What to do: Look through the material below. Copy each line that contains the string "linux".
[begin Data shown]
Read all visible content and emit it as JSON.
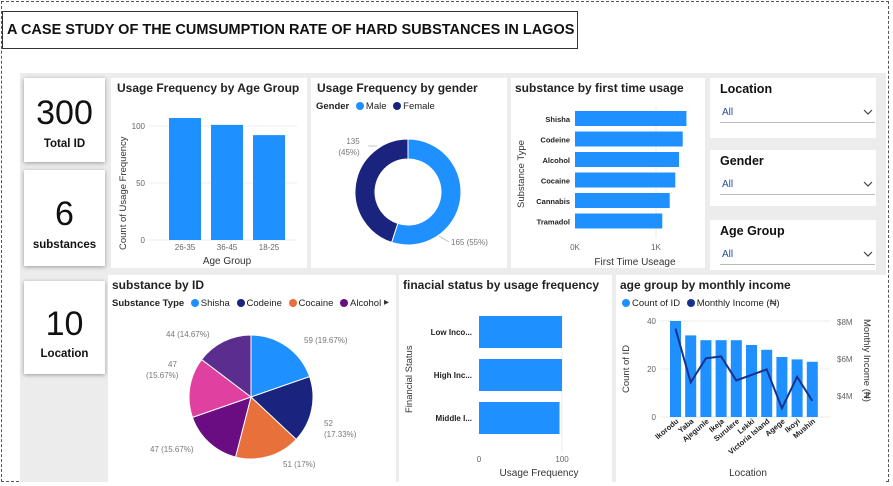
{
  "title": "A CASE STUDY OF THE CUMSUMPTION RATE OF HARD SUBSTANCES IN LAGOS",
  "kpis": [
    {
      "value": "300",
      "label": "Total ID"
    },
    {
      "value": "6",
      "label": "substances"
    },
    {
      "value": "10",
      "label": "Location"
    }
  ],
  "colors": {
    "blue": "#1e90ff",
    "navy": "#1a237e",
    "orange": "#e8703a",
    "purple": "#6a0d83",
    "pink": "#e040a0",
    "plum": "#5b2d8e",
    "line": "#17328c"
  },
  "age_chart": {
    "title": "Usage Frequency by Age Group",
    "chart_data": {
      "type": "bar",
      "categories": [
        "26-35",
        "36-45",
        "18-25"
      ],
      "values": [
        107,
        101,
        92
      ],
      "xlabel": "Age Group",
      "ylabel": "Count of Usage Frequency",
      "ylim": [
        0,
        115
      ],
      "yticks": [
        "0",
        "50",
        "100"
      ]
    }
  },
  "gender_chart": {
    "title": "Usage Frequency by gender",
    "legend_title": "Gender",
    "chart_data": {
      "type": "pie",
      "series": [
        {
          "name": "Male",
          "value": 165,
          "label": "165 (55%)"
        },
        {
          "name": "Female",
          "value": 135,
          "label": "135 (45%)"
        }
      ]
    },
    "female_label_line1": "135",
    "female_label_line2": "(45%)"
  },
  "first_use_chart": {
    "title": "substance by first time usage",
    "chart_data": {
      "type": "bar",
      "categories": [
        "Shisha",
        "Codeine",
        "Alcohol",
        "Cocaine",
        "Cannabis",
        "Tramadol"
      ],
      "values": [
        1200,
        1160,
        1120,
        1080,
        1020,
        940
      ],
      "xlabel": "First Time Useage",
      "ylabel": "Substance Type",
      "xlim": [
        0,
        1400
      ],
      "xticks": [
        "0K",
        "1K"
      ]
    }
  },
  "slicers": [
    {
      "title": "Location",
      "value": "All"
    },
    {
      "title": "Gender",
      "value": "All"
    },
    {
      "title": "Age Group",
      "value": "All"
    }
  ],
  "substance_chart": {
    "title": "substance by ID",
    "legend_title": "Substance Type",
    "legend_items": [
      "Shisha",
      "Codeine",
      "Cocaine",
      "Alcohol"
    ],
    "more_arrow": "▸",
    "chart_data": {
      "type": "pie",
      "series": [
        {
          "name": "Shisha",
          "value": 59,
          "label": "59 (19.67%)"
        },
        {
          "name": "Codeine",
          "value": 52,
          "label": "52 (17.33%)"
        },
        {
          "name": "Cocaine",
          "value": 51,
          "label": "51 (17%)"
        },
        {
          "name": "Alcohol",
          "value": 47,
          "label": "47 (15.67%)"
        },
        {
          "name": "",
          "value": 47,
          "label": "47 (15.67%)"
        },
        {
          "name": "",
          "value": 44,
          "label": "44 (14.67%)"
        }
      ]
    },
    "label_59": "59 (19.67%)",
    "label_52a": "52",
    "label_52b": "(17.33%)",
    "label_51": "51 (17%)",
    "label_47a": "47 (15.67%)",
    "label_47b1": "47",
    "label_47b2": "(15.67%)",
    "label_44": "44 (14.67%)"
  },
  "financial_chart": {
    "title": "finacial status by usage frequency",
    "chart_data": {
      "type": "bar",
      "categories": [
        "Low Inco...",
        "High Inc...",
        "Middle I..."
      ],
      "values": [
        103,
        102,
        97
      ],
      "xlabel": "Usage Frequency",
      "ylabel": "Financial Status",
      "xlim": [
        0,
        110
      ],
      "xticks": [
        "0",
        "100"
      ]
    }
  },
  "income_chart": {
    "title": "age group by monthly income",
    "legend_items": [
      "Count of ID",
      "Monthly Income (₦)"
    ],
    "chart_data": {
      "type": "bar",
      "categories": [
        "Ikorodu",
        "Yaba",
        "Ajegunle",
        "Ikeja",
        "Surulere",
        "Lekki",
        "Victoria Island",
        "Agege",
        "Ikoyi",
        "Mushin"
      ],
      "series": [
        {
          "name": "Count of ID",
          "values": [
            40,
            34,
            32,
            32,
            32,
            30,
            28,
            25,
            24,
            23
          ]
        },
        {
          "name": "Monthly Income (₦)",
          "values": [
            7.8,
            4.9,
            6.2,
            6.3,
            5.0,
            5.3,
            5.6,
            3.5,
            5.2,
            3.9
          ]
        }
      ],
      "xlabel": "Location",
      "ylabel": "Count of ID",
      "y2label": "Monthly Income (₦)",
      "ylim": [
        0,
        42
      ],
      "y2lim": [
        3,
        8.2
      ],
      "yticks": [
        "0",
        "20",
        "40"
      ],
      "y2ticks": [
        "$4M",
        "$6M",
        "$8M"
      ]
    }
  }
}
[end Data shown]
[begin Data shown]
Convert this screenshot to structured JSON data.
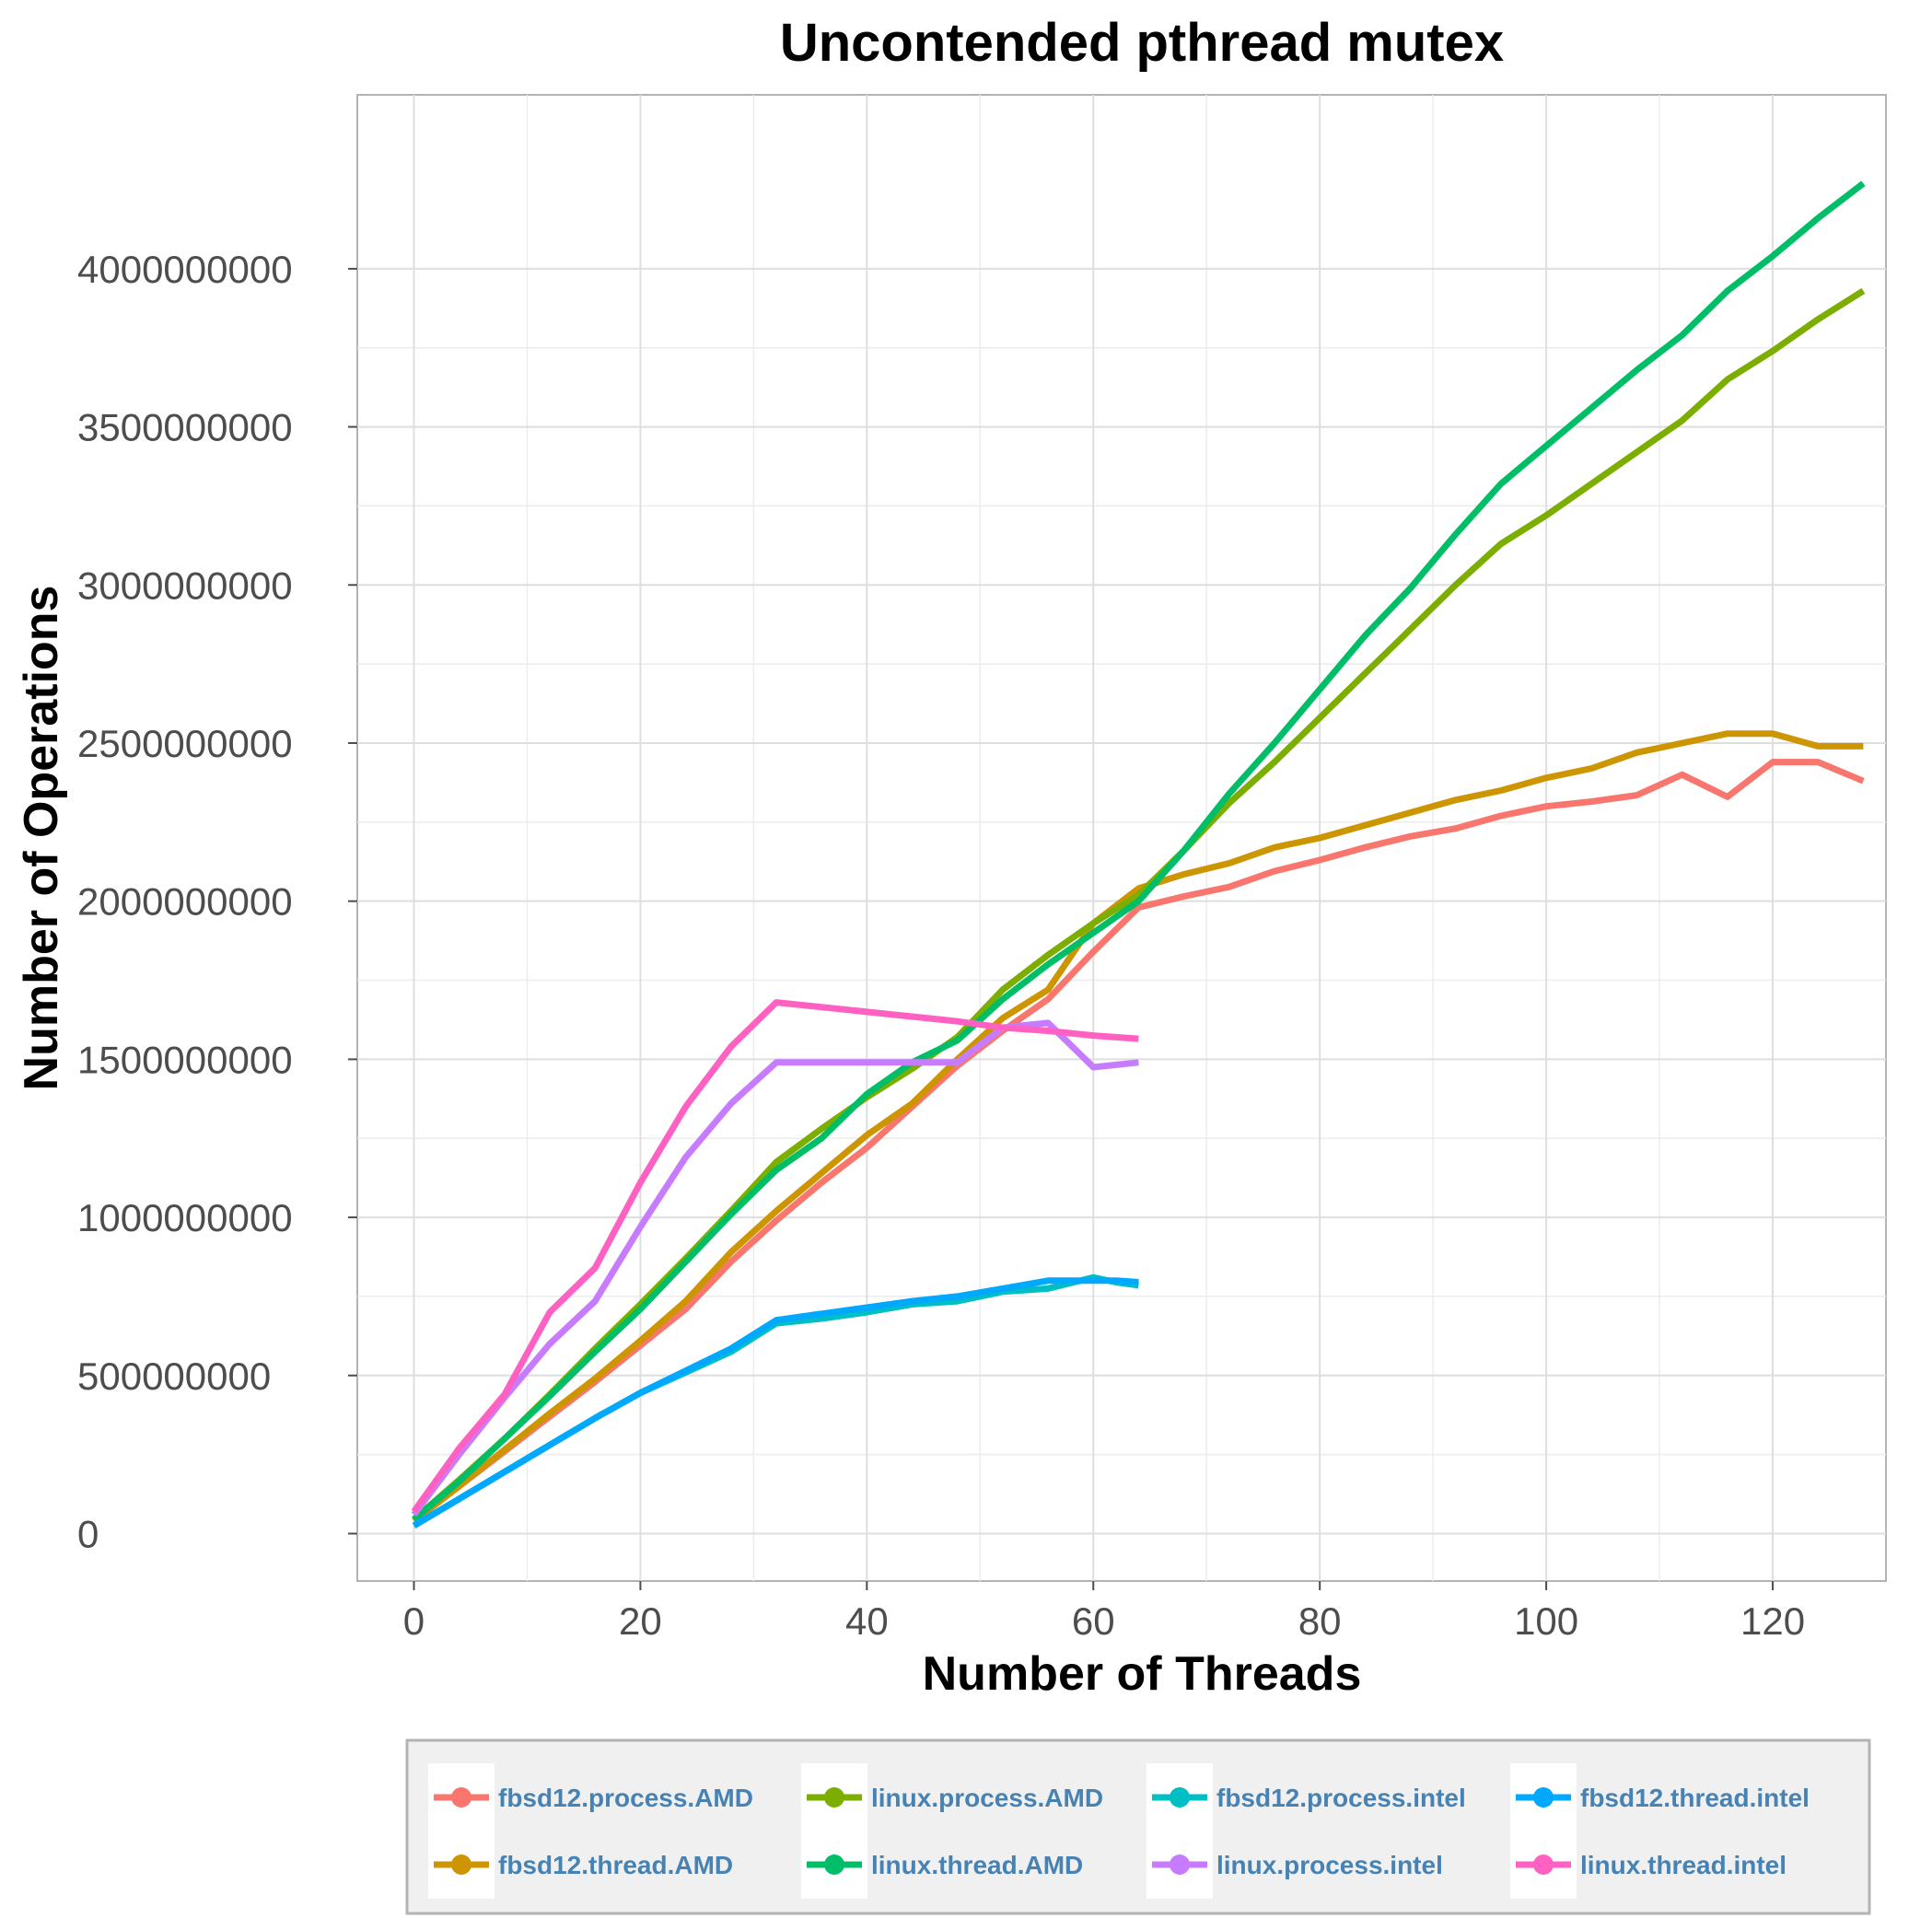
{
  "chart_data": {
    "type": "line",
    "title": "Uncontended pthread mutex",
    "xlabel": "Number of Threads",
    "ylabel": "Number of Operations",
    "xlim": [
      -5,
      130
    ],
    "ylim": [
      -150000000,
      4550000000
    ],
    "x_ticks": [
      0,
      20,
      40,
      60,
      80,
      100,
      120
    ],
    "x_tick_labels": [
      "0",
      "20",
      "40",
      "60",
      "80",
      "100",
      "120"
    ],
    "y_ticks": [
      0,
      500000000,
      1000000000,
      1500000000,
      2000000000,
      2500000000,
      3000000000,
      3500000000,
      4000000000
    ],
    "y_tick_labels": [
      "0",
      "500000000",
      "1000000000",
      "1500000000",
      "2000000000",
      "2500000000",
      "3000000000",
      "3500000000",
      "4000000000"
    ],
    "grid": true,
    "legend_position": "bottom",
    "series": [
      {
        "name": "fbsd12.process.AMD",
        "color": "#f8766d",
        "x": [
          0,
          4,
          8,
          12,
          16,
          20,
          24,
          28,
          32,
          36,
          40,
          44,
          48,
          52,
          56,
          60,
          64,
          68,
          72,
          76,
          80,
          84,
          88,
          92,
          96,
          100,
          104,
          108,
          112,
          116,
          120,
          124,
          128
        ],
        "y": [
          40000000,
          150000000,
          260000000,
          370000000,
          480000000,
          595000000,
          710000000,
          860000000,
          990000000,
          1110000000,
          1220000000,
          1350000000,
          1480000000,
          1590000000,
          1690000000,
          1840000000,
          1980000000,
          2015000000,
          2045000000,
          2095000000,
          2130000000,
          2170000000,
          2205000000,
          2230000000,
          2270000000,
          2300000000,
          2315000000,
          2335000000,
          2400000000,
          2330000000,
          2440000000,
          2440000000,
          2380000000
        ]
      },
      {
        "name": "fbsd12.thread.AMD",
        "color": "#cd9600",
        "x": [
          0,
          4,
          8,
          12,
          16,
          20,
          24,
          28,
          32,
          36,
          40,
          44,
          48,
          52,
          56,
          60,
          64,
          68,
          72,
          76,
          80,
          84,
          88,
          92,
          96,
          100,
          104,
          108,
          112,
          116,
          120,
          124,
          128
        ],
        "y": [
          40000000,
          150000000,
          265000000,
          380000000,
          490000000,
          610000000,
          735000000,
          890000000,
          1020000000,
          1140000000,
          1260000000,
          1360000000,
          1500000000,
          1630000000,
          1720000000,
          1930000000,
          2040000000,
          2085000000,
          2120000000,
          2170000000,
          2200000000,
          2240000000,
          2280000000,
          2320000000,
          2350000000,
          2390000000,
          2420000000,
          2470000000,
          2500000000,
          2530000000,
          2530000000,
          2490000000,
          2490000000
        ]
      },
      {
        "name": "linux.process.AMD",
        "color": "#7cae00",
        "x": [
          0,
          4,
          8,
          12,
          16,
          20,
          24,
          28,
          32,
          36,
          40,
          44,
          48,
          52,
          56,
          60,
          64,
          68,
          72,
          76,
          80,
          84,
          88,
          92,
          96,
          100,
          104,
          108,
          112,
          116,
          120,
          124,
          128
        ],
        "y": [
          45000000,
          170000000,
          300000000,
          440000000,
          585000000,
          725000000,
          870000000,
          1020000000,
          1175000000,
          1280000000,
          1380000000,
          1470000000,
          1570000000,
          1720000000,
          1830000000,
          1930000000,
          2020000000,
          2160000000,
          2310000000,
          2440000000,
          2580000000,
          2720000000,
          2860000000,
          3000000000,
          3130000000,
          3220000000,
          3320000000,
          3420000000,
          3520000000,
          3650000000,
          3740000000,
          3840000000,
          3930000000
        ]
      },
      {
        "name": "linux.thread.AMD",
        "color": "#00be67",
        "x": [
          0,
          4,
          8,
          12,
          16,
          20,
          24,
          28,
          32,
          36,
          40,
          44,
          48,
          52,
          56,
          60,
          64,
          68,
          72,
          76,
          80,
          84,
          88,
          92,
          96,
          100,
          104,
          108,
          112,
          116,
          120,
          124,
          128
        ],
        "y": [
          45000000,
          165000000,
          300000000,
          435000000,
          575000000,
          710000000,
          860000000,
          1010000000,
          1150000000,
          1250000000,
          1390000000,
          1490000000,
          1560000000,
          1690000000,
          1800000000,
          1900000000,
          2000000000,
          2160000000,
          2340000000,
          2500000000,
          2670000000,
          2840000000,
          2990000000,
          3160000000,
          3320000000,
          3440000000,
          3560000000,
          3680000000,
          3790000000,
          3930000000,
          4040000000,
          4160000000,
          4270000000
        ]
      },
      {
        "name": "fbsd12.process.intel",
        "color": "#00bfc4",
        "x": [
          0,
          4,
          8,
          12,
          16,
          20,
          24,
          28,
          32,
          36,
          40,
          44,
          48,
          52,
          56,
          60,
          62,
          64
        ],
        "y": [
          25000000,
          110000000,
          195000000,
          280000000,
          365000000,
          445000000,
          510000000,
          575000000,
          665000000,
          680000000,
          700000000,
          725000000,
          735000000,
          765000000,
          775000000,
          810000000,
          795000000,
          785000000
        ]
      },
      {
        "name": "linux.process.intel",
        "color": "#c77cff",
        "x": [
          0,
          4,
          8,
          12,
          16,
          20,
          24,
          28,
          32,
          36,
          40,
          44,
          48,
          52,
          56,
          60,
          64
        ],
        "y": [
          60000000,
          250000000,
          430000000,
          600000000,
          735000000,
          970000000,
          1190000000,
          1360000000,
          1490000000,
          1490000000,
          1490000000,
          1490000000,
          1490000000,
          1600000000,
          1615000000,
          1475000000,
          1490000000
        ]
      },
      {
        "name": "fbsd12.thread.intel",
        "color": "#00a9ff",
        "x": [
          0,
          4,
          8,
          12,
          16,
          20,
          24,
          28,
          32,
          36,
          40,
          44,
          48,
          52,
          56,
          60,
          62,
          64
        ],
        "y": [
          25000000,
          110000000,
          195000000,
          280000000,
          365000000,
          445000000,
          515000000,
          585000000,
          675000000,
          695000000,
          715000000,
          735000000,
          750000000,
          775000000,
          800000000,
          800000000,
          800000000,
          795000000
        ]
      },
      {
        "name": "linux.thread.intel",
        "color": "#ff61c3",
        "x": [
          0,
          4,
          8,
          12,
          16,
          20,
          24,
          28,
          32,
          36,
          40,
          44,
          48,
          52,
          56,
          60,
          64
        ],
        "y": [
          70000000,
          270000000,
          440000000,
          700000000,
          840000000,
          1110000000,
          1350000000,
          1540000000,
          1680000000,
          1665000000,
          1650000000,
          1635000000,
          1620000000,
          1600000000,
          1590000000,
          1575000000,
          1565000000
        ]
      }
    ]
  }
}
[end Data shown]
Response for this exercise:
        "name": "linux.process.AMD",
        "name": "linux.thread.AMD",
        "name": "linux.process.intel",
        "name": "linux.thread.intel",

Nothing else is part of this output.